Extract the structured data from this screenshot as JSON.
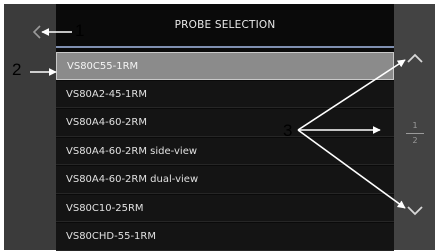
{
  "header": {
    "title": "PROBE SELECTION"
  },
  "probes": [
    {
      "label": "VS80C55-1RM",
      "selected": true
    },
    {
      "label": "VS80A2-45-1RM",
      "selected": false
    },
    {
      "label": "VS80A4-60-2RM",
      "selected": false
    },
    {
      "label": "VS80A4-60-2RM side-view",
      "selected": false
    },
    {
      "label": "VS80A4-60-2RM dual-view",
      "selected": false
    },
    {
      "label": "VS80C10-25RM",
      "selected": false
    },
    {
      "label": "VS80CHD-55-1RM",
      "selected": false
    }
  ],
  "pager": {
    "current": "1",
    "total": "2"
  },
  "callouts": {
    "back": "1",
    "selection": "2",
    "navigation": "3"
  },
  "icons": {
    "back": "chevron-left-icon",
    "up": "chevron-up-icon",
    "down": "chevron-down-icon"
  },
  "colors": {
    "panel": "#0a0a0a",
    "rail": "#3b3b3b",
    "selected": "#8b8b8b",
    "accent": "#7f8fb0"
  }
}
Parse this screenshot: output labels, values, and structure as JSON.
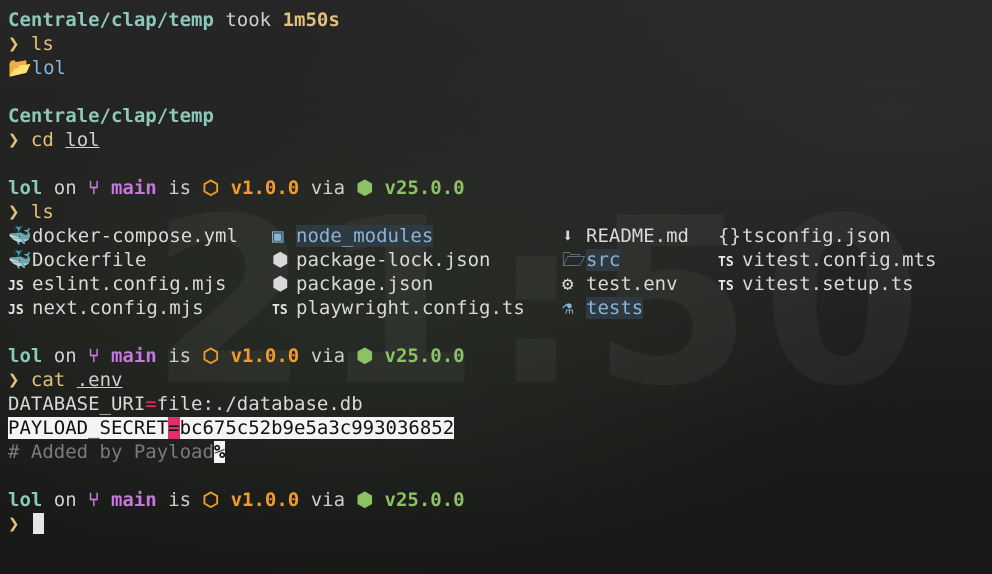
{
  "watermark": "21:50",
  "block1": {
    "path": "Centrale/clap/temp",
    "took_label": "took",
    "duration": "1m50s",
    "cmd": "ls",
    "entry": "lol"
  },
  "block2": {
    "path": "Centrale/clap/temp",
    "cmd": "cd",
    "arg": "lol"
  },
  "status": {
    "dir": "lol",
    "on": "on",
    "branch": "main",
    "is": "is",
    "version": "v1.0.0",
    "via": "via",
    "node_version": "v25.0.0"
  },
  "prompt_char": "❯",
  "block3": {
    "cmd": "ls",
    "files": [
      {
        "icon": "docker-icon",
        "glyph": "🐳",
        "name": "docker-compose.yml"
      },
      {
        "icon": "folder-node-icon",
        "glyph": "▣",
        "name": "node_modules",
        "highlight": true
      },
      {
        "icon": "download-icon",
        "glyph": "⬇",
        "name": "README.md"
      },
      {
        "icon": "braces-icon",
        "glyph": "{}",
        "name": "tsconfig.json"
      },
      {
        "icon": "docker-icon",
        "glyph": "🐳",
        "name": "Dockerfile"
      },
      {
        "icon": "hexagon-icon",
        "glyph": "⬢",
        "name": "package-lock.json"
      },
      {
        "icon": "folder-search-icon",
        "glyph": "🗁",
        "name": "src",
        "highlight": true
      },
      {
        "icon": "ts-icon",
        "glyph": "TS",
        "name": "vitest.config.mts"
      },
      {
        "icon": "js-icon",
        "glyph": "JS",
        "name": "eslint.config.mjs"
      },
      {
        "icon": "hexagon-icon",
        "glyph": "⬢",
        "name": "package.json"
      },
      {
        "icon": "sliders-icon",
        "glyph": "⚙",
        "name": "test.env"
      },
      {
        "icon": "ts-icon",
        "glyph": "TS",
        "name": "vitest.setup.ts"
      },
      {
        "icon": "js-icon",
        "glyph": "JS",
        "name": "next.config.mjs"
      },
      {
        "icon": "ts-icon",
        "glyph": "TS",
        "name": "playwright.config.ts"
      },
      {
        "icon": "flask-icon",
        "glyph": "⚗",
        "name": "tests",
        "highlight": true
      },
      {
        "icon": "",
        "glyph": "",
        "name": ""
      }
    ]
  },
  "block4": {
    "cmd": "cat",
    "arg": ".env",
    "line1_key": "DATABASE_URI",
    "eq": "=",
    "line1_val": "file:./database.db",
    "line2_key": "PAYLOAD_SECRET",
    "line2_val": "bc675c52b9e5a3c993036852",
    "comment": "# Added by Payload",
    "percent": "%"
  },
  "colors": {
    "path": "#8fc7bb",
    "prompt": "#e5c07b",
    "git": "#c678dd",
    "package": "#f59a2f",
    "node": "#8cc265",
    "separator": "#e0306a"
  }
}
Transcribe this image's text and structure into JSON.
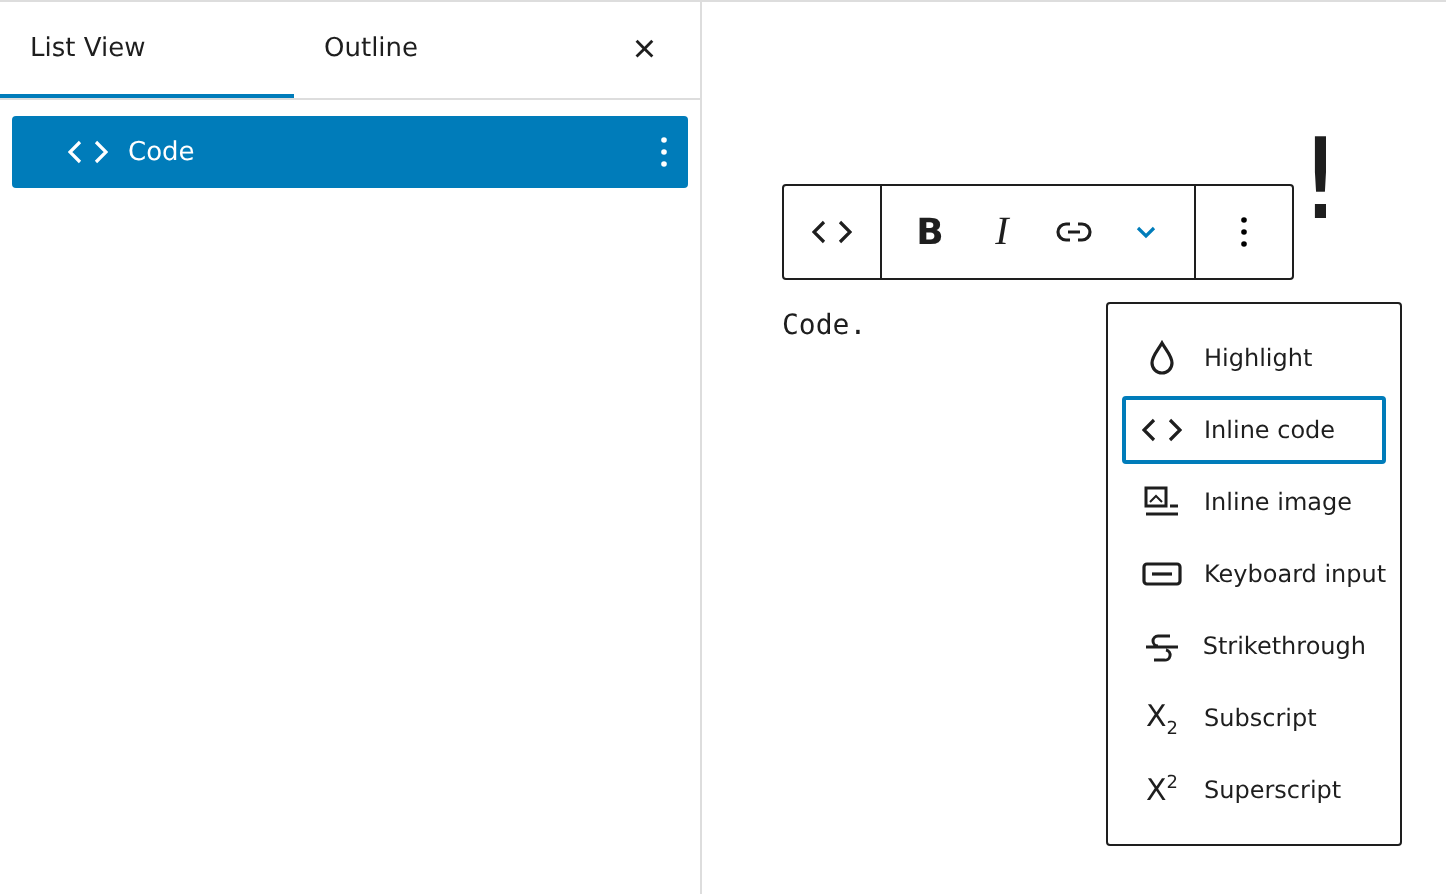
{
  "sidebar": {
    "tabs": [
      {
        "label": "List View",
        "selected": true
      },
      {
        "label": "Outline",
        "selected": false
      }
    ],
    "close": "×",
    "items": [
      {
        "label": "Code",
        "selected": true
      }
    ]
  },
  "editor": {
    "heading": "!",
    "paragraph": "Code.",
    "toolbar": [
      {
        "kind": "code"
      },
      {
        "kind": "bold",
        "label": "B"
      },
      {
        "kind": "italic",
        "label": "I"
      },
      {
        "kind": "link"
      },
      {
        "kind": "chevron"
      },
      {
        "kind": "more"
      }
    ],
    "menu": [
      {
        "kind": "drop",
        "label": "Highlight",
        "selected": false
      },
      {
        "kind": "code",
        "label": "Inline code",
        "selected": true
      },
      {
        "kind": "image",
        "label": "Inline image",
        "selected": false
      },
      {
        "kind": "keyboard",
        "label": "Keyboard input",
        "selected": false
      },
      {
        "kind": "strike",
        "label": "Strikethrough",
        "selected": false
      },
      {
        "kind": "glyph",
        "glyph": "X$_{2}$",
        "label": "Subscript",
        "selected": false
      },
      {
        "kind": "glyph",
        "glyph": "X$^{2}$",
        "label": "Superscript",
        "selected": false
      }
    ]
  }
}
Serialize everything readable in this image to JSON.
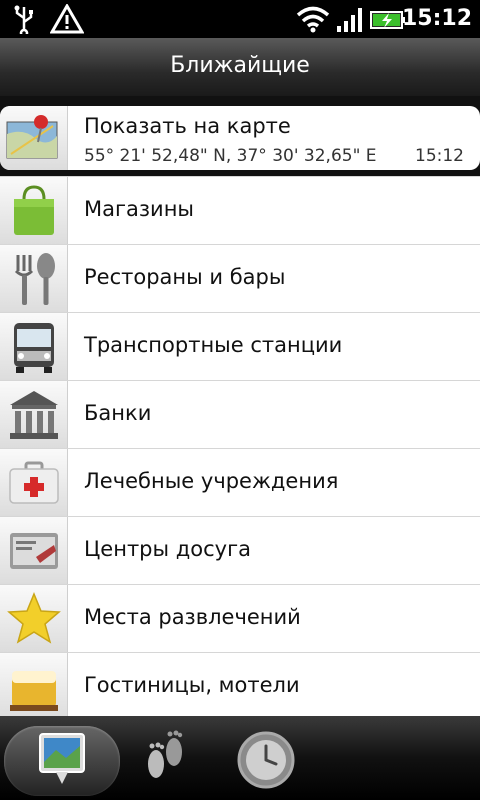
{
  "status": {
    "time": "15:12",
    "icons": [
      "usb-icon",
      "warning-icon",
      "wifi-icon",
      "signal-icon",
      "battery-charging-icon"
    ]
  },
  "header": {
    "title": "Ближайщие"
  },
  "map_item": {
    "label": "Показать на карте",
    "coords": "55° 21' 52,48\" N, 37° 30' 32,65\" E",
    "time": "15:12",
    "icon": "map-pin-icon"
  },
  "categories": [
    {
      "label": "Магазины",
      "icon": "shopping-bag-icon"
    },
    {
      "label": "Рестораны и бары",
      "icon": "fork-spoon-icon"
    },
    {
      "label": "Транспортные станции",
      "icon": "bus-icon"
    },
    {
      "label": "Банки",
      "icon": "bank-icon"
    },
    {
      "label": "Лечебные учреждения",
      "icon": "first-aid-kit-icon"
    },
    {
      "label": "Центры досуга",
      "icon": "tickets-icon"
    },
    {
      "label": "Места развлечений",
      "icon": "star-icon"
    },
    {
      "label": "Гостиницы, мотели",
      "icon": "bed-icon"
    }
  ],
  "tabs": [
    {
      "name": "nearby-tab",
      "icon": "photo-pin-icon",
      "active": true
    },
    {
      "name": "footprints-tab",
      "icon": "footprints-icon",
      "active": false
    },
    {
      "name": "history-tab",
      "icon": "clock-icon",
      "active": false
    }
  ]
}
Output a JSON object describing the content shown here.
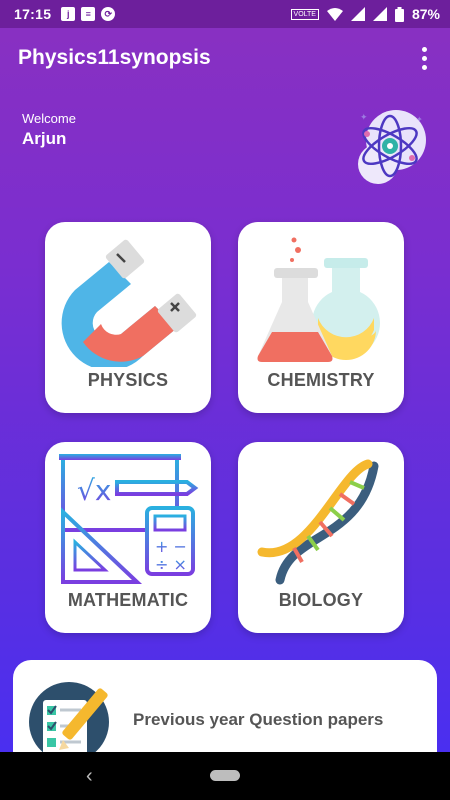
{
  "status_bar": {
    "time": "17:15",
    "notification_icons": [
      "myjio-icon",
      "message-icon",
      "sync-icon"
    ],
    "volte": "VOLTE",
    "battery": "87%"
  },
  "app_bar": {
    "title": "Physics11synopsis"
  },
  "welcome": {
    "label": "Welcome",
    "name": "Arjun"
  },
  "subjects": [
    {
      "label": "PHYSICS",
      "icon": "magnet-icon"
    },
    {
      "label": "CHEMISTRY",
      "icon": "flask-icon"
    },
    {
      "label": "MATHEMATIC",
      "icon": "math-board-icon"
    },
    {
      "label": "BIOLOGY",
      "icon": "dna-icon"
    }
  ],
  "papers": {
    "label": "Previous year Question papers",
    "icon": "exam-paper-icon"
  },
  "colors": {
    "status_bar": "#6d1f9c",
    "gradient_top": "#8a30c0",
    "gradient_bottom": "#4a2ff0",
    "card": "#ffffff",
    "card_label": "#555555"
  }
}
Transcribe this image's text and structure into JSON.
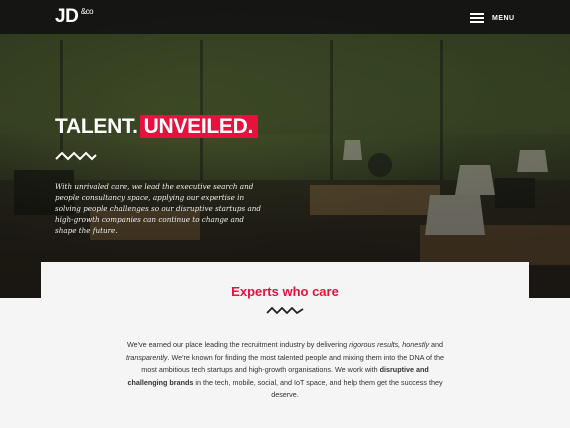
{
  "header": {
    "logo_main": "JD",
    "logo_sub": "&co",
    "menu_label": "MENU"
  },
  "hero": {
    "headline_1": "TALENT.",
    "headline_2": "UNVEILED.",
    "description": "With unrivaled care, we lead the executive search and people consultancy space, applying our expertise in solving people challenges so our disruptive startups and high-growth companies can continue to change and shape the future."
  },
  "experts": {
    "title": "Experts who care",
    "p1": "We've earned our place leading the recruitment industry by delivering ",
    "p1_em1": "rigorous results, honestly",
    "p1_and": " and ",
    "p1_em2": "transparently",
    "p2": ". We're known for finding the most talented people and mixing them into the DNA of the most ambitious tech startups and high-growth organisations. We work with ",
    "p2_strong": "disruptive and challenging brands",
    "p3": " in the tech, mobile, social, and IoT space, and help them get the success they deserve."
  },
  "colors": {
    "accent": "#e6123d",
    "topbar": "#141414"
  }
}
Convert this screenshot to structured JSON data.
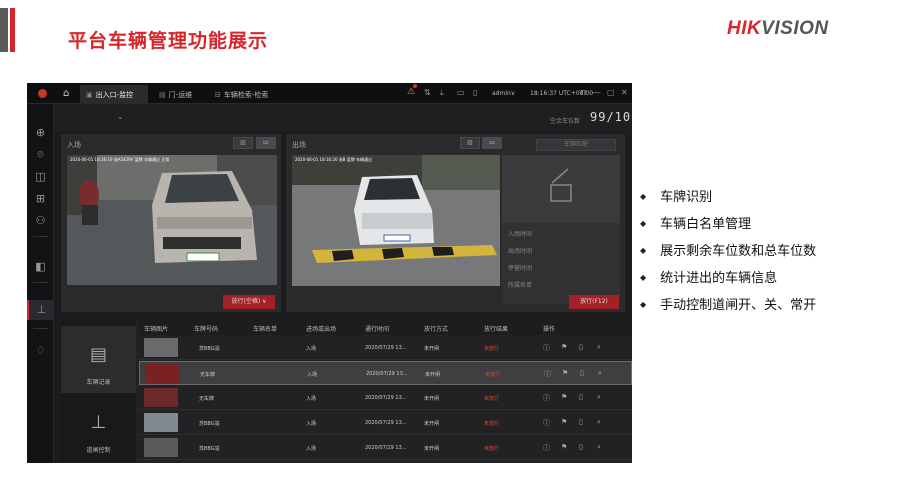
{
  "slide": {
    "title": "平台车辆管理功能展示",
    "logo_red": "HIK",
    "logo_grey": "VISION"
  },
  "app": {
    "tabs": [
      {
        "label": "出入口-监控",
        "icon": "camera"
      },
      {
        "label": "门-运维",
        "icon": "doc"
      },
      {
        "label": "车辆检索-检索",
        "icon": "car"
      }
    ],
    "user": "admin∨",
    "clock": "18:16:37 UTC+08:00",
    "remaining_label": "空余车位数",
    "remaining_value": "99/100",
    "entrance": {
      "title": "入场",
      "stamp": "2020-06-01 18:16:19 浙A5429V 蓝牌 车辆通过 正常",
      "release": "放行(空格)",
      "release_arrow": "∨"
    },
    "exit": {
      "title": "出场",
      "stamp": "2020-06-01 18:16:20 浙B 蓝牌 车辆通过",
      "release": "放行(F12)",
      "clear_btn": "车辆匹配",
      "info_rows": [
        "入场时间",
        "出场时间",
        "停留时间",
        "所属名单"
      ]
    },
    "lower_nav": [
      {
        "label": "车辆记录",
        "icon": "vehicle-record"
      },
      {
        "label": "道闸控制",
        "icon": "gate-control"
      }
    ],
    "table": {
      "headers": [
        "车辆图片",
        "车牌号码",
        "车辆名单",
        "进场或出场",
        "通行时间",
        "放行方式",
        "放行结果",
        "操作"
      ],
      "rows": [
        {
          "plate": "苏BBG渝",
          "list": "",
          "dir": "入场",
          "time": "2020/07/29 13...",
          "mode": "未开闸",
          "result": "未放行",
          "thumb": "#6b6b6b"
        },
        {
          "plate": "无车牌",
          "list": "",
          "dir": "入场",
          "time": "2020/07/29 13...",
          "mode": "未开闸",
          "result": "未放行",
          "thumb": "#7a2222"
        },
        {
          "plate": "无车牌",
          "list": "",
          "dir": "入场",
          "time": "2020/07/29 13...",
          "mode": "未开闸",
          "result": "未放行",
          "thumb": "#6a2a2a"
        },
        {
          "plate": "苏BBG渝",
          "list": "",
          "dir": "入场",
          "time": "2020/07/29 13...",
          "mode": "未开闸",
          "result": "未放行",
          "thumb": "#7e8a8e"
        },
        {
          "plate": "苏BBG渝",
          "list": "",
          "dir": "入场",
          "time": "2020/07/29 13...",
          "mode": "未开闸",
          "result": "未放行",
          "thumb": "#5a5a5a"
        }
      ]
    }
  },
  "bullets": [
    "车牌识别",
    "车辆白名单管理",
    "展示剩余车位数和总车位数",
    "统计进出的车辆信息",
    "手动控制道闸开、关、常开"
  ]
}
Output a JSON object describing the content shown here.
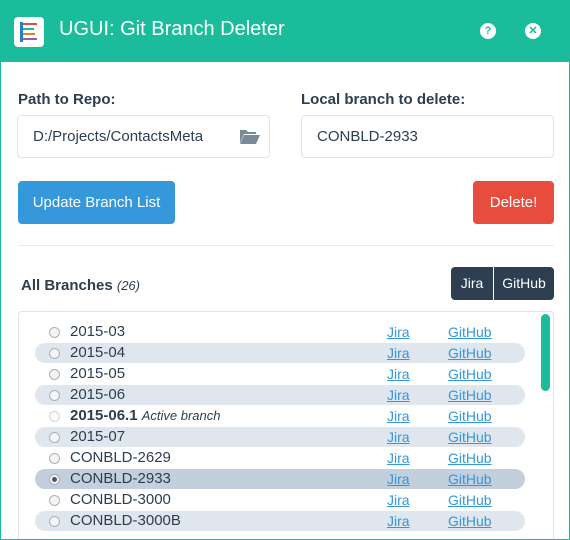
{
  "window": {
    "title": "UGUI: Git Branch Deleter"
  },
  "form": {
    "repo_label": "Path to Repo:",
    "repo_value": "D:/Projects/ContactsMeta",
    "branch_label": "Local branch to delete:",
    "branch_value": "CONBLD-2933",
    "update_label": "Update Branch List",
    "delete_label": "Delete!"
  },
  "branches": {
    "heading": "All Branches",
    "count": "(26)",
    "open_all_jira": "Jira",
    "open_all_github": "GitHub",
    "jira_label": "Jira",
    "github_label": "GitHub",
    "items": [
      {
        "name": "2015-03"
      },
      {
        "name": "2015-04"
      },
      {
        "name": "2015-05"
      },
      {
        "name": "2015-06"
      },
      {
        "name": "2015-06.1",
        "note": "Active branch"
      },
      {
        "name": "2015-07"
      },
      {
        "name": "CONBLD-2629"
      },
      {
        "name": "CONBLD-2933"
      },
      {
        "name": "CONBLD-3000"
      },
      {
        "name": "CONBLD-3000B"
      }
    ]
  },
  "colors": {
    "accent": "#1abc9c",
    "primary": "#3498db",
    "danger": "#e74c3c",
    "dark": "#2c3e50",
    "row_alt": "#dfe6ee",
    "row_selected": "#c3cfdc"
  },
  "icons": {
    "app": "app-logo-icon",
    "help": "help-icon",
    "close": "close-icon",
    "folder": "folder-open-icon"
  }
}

▸ **Directions**: Take every line that includes the string "disruptive" and copy it.

▸ **Right answer**:
    "description": "With unrivaled care, we lead the executive search and people consultancy space, applying our expertise in solving people challenges so our disruptive startups and high-growth companies can continue to change and shape the future."
    "p2_strong": "disruptive and challenging brands",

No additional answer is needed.